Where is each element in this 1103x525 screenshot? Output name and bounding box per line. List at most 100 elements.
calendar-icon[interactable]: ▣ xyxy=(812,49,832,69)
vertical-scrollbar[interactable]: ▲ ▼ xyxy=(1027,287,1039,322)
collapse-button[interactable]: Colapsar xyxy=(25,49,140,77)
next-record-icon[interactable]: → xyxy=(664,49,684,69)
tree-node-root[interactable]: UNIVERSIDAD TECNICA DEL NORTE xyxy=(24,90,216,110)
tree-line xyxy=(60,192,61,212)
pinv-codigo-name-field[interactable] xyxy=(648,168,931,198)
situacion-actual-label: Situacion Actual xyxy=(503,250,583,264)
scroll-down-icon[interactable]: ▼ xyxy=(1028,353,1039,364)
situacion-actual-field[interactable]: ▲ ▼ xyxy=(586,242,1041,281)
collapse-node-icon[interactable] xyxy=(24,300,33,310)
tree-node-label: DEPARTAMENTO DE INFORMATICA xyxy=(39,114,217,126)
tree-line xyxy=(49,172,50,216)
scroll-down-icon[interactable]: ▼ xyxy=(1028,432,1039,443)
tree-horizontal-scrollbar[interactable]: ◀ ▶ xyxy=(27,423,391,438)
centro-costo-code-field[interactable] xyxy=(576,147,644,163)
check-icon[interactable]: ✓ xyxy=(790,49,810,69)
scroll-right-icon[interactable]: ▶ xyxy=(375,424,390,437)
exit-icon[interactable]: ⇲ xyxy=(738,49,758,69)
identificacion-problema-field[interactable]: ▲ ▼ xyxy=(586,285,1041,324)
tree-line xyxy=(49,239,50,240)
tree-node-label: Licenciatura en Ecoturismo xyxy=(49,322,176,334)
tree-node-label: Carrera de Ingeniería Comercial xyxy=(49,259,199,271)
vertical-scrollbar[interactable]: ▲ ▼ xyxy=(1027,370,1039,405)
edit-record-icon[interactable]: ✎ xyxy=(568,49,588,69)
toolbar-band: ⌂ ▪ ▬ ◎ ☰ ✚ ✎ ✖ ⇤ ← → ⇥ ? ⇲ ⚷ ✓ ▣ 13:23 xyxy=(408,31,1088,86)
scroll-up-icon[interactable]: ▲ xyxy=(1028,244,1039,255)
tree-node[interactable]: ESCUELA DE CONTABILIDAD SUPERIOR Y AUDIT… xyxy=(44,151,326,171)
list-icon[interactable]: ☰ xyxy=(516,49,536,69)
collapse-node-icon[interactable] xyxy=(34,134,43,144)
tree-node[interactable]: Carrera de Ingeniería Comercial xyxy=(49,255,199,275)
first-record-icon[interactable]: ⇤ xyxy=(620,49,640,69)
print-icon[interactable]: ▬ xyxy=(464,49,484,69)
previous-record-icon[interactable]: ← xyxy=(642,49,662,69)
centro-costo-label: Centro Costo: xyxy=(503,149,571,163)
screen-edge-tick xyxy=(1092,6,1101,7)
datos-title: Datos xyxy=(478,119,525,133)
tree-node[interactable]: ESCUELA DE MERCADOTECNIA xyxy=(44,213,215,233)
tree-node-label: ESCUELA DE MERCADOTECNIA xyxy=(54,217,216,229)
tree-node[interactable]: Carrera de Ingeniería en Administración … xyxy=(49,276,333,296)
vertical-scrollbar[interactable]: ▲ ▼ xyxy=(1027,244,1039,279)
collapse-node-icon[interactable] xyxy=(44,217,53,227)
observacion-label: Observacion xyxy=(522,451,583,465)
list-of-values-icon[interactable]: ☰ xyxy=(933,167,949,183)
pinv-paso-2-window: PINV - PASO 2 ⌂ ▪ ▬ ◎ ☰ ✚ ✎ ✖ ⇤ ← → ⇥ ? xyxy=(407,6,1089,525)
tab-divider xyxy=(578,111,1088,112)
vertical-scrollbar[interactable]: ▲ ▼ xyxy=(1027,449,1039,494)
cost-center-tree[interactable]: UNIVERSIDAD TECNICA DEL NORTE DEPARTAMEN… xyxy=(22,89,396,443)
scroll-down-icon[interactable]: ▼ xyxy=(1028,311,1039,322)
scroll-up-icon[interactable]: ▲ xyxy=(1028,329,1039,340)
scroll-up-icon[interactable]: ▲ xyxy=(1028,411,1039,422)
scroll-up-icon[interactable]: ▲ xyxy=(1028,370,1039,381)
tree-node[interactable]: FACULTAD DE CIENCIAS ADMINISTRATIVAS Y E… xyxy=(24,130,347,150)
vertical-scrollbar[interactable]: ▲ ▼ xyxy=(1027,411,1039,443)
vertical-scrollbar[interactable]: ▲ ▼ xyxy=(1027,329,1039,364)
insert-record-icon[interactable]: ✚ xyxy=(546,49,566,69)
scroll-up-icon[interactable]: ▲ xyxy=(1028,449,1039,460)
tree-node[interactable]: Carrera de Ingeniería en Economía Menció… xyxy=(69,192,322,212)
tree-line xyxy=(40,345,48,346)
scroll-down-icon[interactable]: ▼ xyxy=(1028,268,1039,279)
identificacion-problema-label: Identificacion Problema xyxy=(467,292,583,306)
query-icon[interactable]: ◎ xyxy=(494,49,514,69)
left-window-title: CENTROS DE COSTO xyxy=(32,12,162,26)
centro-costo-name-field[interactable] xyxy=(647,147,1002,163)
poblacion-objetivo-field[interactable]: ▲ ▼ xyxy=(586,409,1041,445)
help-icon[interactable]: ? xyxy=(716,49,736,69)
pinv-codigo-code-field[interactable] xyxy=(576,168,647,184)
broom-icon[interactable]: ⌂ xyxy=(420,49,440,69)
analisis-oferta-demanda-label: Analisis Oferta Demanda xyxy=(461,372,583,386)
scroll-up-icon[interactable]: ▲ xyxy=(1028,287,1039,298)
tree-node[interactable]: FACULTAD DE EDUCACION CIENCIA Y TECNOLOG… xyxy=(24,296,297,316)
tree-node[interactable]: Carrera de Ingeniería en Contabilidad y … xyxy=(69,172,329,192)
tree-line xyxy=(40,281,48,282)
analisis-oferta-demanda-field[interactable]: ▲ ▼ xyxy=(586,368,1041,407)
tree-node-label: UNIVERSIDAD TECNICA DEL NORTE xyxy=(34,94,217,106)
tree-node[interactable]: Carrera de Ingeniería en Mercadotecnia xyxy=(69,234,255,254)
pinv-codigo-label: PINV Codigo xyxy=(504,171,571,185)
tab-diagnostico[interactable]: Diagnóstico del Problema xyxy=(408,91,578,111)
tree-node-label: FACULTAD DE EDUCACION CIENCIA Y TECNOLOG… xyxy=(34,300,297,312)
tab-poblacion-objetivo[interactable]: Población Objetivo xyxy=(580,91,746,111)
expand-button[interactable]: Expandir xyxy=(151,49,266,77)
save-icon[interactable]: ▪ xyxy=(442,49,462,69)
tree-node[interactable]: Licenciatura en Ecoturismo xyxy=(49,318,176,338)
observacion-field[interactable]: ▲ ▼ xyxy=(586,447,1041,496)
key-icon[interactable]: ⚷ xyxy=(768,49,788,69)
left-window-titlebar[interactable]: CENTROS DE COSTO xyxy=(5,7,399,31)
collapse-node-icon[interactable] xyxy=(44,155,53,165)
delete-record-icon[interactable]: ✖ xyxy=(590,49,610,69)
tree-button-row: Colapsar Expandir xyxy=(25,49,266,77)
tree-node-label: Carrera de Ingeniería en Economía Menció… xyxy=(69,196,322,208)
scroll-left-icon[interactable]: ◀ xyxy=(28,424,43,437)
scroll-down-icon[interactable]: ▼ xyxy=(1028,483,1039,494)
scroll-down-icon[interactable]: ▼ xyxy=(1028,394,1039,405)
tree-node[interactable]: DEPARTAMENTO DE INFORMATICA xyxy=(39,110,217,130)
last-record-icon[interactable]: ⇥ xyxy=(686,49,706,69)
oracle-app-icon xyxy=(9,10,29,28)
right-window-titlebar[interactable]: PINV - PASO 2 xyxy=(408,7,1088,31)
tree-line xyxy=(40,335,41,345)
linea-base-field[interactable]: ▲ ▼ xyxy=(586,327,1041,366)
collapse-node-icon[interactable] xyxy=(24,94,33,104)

Aim of the exercise:
Update the items from the first line through the line containing "scroll-down-icon[interactable]: ▼ xyxy=(1028,353,1039,364)", replacing "calendar-icon" with "date-icon" and leaving everything else unchanged.

Correct output:
Where is each element in this 1103x525 screenshot? Output name and bounding box per line. List at most 100 elements.
date-icon[interactable]: ▣ xyxy=(812,49,832,69)
vertical-scrollbar[interactable]: ▲ ▼ xyxy=(1027,287,1039,322)
collapse-button[interactable]: Colapsar xyxy=(25,49,140,77)
next-record-icon[interactable]: → xyxy=(664,49,684,69)
tree-node-root[interactable]: UNIVERSIDAD TECNICA DEL NORTE xyxy=(24,90,216,110)
tree-line xyxy=(60,192,61,212)
pinv-codigo-name-field[interactable] xyxy=(648,168,931,198)
situacion-actual-label: Situacion Actual xyxy=(503,250,583,264)
scroll-down-icon[interactable]: ▼ xyxy=(1028,353,1039,364)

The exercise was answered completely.